Your task is to output all the records below, word for word.

───── STORED RECORDS ─────

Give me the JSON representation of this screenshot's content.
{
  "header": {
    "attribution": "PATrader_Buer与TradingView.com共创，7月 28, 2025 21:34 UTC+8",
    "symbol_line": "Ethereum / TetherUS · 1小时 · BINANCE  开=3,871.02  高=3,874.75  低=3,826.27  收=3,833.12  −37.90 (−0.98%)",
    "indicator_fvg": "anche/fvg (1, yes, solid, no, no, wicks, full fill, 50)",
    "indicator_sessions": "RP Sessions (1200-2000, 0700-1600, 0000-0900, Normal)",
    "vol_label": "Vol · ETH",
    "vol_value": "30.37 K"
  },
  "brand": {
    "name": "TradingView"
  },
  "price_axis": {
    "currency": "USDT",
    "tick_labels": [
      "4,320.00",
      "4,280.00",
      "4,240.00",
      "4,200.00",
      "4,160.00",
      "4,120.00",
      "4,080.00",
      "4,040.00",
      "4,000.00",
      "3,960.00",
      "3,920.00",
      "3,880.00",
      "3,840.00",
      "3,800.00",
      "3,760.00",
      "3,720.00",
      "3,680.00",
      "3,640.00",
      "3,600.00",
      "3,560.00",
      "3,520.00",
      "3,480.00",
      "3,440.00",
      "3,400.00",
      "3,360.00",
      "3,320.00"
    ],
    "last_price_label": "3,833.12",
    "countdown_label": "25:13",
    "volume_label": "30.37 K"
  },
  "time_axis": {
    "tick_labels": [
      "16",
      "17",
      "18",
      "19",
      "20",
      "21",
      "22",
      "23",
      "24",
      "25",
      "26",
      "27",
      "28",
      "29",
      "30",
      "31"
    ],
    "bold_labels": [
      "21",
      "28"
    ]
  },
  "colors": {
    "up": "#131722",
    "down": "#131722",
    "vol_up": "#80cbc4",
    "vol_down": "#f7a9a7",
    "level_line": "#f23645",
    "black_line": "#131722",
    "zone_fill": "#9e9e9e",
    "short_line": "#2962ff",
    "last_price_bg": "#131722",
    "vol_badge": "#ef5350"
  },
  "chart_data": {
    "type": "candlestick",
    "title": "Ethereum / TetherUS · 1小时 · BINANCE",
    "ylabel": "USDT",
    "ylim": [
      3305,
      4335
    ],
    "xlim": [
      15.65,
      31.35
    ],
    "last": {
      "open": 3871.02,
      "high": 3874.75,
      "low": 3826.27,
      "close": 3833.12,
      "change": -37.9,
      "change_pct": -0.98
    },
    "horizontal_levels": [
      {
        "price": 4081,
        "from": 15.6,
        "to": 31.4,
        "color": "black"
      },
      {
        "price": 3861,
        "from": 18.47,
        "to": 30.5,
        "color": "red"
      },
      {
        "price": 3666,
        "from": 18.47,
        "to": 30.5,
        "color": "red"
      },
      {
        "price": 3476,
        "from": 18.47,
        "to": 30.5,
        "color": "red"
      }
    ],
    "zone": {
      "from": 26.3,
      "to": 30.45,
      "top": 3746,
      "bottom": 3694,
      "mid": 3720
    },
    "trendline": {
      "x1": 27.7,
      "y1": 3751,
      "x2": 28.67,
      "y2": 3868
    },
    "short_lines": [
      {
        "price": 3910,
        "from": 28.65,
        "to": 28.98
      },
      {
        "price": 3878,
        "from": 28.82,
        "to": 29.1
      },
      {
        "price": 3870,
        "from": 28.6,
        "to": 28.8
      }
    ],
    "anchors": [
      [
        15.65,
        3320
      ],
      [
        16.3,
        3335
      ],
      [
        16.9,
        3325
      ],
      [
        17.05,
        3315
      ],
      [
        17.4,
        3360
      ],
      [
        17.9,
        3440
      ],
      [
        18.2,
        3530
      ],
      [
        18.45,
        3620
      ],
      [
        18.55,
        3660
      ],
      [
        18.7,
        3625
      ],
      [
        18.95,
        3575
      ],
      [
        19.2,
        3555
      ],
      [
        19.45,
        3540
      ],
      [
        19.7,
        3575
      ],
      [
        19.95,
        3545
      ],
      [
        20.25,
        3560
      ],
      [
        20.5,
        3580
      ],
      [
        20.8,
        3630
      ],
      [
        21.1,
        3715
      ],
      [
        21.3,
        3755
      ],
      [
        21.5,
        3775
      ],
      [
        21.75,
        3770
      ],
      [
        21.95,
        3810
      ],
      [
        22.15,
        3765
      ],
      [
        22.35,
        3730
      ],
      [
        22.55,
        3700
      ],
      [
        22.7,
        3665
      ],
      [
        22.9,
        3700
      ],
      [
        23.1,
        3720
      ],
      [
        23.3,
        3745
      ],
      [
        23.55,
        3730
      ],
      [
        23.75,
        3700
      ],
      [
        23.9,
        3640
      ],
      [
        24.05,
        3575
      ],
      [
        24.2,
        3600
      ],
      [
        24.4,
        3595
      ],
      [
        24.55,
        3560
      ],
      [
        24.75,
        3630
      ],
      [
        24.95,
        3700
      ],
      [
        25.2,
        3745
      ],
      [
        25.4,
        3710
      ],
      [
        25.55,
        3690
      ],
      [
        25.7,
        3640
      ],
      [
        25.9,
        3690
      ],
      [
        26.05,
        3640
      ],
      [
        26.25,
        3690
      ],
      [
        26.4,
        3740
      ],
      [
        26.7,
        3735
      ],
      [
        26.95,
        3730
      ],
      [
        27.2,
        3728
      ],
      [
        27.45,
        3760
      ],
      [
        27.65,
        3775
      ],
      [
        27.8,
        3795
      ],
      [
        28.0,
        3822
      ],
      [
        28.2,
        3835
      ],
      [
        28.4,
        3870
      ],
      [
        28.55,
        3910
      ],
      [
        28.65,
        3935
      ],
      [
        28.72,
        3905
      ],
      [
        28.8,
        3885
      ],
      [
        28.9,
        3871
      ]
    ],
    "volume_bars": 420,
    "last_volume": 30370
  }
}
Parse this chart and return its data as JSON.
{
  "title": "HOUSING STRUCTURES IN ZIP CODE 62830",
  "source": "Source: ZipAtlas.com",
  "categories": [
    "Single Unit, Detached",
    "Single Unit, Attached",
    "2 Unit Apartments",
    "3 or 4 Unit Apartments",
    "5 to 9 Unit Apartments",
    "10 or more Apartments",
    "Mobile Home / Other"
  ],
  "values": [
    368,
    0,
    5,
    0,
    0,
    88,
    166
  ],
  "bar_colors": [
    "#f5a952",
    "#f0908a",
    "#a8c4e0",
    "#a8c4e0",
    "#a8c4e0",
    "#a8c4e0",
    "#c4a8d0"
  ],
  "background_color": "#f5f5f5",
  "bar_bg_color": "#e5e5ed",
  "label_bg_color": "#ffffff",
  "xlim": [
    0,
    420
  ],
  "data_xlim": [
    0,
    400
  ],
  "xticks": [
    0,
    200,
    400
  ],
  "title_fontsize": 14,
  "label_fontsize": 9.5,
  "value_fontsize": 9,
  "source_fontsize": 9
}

─────

▸ **WRITTEN ANSWER**
Give me the JSON representation of this screenshot's content.
{
  "header": {
    "attribution": "PATrader_Buer与TradingView.com共创，7月 28, 2025 21:34 UTC+8",
    "symbol_line": "Ethereum / TetherUS · 1小时 · BINANCE  开=3,871.02  高=3,874.75  低=3,826.27  收=3,833.12  −37.90 (−0.98%)",
    "indicator_fvg": "anche/fvg (1, yes, solid, no, no, wicks, full fill, 50)",
    "indicator_sessions": "RP Sessions (1200-2000, 0700-1600, 0000-0900, Normal)",
    "vol_label": "Vol · ETH",
    "vol_value": "30.37 K"
  },
  "brand": {
    "name": "TradingView"
  },
  "price_axis": {
    "currency": "USDT",
    "tick_labels": [
      "4,320.00",
      "4,280.00",
      "4,240.00",
      "4,200.00",
      "4,160.00",
      "4,120.00",
      "4,080.00",
      "4,040.00",
      "4,000.00",
      "3,960.00",
      "3,920.00",
      "3,880.00",
      "3,840.00",
      "3,800.00",
      "3,760.00",
      "3,720.00",
      "3,680.00",
      "3,640.00",
      "3,600.00",
      "3,560.00",
      "3,520.00",
      "3,480.00",
      "3,440.00",
      "3,400.00",
      "3,360.00",
      "3,320.00"
    ],
    "last_price_label": "3,833.12",
    "countdown_label": "25:13",
    "volume_label": "30.37 K"
  },
  "time_axis": {
    "tick_labels": [
      "16",
      "17",
      "18",
      "19",
      "20",
      "21",
      "22",
      "23",
      "24",
      "25",
      "26",
      "27",
      "28",
      "29",
      "30",
      "31"
    ],
    "bold_labels": [
      "21",
      "28"
    ]
  },
  "colors": {
    "up": "#131722",
    "down": "#131722",
    "vol_up": "#80cbc4",
    "vol_down": "#f7a9a7",
    "level_line": "#f23645",
    "black_line": "#131722",
    "zone_fill": "#9e9e9e",
    "short_line": "#2962ff",
    "last_price_bg": "#131722",
    "vol_badge": "#ef5350"
  },
  "chart_data": {
    "type": "candlestick",
    "title": "Ethereum / TetherUS · 1小时 · BINANCE",
    "ylabel": "USDT",
    "ylim": [
      3305,
      4335
    ],
    "xlim": [
      15.65,
      31.35
    ],
    "last": {
      "open": 3871.02,
      "high": 3874.75,
      "low": 3826.27,
      "close": 3833.12,
      "change": -37.9,
      "change_pct": -0.98
    },
    "horizontal_levels": [
      {
        "price": 4081,
        "from": 15.6,
        "to": 31.4,
        "color": "black"
      },
      {
        "price": 3861,
        "from": 18.47,
        "to": 30.5,
        "color": "red"
      },
      {
        "price": 3666,
        "from": 18.47,
        "to": 30.5,
        "color": "red"
      },
      {
        "price": 3476,
        "from": 18.47,
        "to": 30.5,
        "color": "red"
      }
    ],
    "zone": {
      "from": 26.3,
      "to": 30.45,
      "top": 3746,
      "bottom": 3694,
      "mid": 3720
    },
    "trendline": {
      "x1": 27.7,
      "y1": 3751,
      "x2": 28.67,
      "y2": 3868
    },
    "short_lines": [
      {
        "price": 3910,
        "from": 28.65,
        "to": 28.98
      },
      {
        "price": 3878,
        "from": 28.82,
        "to": 29.1
      },
      {
        "price": 3870,
        "from": 28.6,
        "to": 28.8
      }
    ],
    "anchors": [
      [
        15.65,
        3320
      ],
      [
        16.3,
        3335
      ],
      [
        16.9,
        3325
      ],
      [
        17.05,
        3315
      ],
      [
        17.4,
        3360
      ],
      [
        17.9,
        3440
      ],
      [
        18.2,
        3530
      ],
      [
        18.45,
        3620
      ],
      [
        18.55,
        3660
      ],
      [
        18.7,
        3625
      ],
      [
        18.95,
        3575
      ],
      [
        19.2,
        3555
      ],
      [
        19.45,
        3540
      ],
      [
        19.7,
        3575
      ],
      [
        19.95,
        3545
      ],
      [
        20.25,
        3560
      ],
      [
        20.5,
        3580
      ],
      [
        20.8,
        3630
      ],
      [
        21.1,
        3715
      ],
      [
        21.3,
        3755
      ],
      [
        21.5,
        3775
      ],
      [
        21.75,
        3770
      ],
      [
        21.95,
        3810
      ],
      [
        22.15,
        3765
      ],
      [
        22.35,
        3730
      ],
      [
        22.55,
        3700
      ],
      [
        22.7,
        3665
      ],
      [
        22.9,
        3700
      ],
      [
        23.1,
        3720
      ],
      [
        23.3,
        3745
      ],
      [
        23.55,
        3730
      ],
      [
        23.75,
        3700
      ],
      [
        23.9,
        3640
      ],
      [
        24.05,
        3575
      ],
      [
        24.2,
        3600
      ],
      [
        24.4,
        3595
      ],
      [
        24.55,
        3560
      ],
      [
        24.75,
        3630
      ],
      [
        24.95,
        3700
      ],
      [
        25.2,
        3745
      ],
      [
        25.4,
        3710
      ],
      [
        25.55,
        3690
      ],
      [
        25.7,
        3640
      ],
      [
        25.9,
        3690
      ],
      [
        26.05,
        3640
      ],
      [
        26.25,
        3690
      ],
      [
        26.4,
        3740
      ],
      [
        26.7,
        3735
      ],
      [
        26.95,
        3730
      ],
      [
        27.2,
        3728
      ],
      [
        27.45,
        3760
      ],
      [
        27.65,
        3775
      ],
      [
        27.8,
        3795
      ],
      [
        28.0,
        3822
      ],
      [
        28.2,
        3835
      ],
      [
        28.4,
        3870
      ],
      [
        28.55,
        3910
      ],
      [
        28.65,
        3935
      ],
      [
        28.72,
        3905
      ],
      [
        28.8,
        3885
      ],
      [
        28.9,
        3871
      ]
    ],
    "volume_bars": 420,
    "last_volume": 30370
  }
}
Parse this chart and return its data as JSON.
{
  "title": "HOUSING STRUCTURES IN ZIP CODE 62830",
  "source": "Source: ZipAtlas.com",
  "categories": [
    "Single Unit, Detached",
    "Single Unit, Attached",
    "2 Unit Apartments",
    "3 or 4 Unit Apartments",
    "5 to 9 Unit Apartments",
    "10 or more Apartments",
    "Mobile Home / Other"
  ],
  "values": [
    368,
    0,
    5,
    0,
    0,
    88,
    166
  ],
  "bar_colors": [
    "#f5a952",
    "#f0908a",
    "#a8c4e0",
    "#a8c4e0",
    "#a8c4e0",
    "#a8c4e0",
    "#c4a8d0"
  ],
  "background_color": "#f5f5f5",
  "bar_bg_color": "#e5e5ed",
  "label_bg_color": "#ffffff",
  "xlim": [
    0,
    420
  ],
  "data_xlim": [
    0,
    400
  ],
  "xticks": [
    0,
    200,
    400
  ],
  "title_fontsize": 14,
  "label_fontsize": 9.5,
  "value_fontsize": 9,
  "source_fontsize": 9
}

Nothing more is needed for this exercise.